● EXERCISE DETAILS: Switch every "y-tick-label" in the material below to "y-axis-label" and reproduce all the lines with nothing else altered.

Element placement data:
----
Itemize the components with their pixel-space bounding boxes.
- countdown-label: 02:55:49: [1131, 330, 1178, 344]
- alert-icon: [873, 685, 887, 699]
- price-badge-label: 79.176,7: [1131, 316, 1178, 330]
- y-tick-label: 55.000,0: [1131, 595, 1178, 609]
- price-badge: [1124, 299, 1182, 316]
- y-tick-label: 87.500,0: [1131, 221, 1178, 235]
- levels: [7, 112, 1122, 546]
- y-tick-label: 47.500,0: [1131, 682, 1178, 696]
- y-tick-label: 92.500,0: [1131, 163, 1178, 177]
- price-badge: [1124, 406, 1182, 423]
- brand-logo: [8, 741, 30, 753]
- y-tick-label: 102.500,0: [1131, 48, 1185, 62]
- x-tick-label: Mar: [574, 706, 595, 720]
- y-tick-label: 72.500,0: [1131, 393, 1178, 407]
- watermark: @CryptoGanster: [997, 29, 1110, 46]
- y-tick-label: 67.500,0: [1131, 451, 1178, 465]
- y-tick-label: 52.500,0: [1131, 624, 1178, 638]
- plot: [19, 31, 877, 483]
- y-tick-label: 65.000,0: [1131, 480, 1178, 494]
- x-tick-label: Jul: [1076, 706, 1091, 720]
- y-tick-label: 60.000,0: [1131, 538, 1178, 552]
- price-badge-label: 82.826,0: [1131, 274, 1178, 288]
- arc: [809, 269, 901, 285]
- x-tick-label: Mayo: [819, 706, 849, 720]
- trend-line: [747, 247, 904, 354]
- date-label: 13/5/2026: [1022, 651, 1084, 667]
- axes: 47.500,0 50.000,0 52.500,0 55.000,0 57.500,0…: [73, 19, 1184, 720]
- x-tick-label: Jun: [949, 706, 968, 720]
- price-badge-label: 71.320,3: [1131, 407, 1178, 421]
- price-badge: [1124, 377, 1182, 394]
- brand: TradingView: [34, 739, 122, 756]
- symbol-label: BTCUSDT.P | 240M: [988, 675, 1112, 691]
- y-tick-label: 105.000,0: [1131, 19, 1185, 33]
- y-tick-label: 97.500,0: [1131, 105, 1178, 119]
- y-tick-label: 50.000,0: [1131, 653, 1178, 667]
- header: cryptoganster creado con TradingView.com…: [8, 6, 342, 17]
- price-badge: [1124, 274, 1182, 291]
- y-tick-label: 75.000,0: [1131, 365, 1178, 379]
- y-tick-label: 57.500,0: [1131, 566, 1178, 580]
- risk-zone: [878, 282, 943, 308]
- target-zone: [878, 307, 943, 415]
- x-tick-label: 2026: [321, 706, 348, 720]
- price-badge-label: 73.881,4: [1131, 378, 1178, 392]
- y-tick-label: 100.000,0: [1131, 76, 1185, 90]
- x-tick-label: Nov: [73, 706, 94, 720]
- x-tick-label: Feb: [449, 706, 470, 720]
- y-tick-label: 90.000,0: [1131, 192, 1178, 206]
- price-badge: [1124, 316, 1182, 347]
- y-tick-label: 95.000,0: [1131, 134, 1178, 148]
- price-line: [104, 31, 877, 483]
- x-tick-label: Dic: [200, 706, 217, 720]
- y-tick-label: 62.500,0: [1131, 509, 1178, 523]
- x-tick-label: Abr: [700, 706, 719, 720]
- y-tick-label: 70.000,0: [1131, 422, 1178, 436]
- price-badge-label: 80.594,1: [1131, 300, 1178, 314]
----
● WRITTEN REPLY:
Itemize the components with their pixel-space bounding boxes.
- countdown-label: 02:55:49: [1131, 330, 1178, 344]
- alert-icon: [873, 685, 887, 699]
- price-badge-label: 79.176,7: [1131, 316, 1178, 330]
- y-axis-label: 55.000,0: [1131, 595, 1178, 609]
- price-badge: [1124, 299, 1182, 316]
- y-axis-label: 87.500,0: [1131, 221, 1178, 235]
- levels: [7, 112, 1122, 546]
- y-axis-label: 47.500,0: [1131, 682, 1178, 696]
- y-axis-label: 92.500,0: [1131, 163, 1178, 177]
- price-badge: [1124, 406, 1182, 423]
- brand-logo: [8, 741, 30, 753]
- y-axis-label: 102.500,0: [1131, 48, 1185, 62]
- x-tick-label: Mar: [574, 706, 595, 720]
- y-axis-label: 72.500,0: [1131, 393, 1178, 407]
- watermark: @CryptoGanster: [997, 29, 1110, 46]
- y-axis-label: 67.500,0: [1131, 451, 1178, 465]
- y-axis-label: 52.500,0: [1131, 624, 1178, 638]
- plot: [19, 31, 877, 483]
- y-axis-label: 65.000,0: [1131, 480, 1178, 494]
- x-tick-label: Jul: [1076, 706, 1091, 720]
- y-axis-label: 60.000,0: [1131, 538, 1178, 552]
- price-badge-label: 82.826,0: [1131, 274, 1178, 288]
- arc: [809, 269, 901, 285]
- x-tick-label: Mayo: [819, 706, 849, 720]
- trend-line: [747, 247, 904, 354]
- date-label: 13/5/2026: [1022, 651, 1084, 667]
- axes: 47.500,0 50.000,0 52.500,0 55.000,0 57.500,0…: [73, 19, 1184, 720]
- x-tick-label: Jun: [949, 706, 968, 720]
- price-badge-label: 71.320,3: [1131, 407, 1178, 421]
- price-badge: [1124, 377, 1182, 394]
- brand: TradingView: [34, 739, 122, 756]
- symbol-label: BTCUSDT.P | 240M: [988, 675, 1112, 691]
- y-axis-label: 105.000,0: [1131, 19, 1185, 33]
- y-axis-label: 97.500,0: [1131, 105, 1178, 119]
- y-axis-label: 50.000,0: [1131, 653, 1178, 667]
- header: cryptoganster creado con TradingView.com…: [8, 6, 342, 17]
- price-badge: [1124, 274, 1182, 291]
- y-axis-label: 75.000,0: [1131, 365, 1178, 379]
- y-axis-label: 57.500,0: [1131, 566, 1178, 580]
- risk-zone: [878, 282, 943, 308]
- target-zone: [878, 307, 943, 415]
- x-tick-label: 2026: [321, 706, 348, 720]
- price-badge-label: 73.881,4: [1131, 378, 1178, 392]
- y-axis-label: 100.000,0: [1131, 76, 1185, 90]
- x-tick-label: Nov: [73, 706, 94, 720]
- x-tick-label: Feb: [449, 706, 470, 720]
- y-axis-label: 90.000,0: [1131, 192, 1178, 206]
- price-badge: [1124, 316, 1182, 347]
- y-axis-label: 95.000,0: [1131, 134, 1178, 148]
- price-line: [104, 31, 877, 483]
- x-tick-label: Dic: [200, 706, 217, 720]
- y-axis-label: 62.500,0: [1131, 509, 1178, 523]
- x-tick-label: Abr: [700, 706, 719, 720]
- y-axis-label: 70.000,0: [1131, 422, 1178, 436]
- price-badge-label: 80.594,1: [1131, 300, 1178, 314]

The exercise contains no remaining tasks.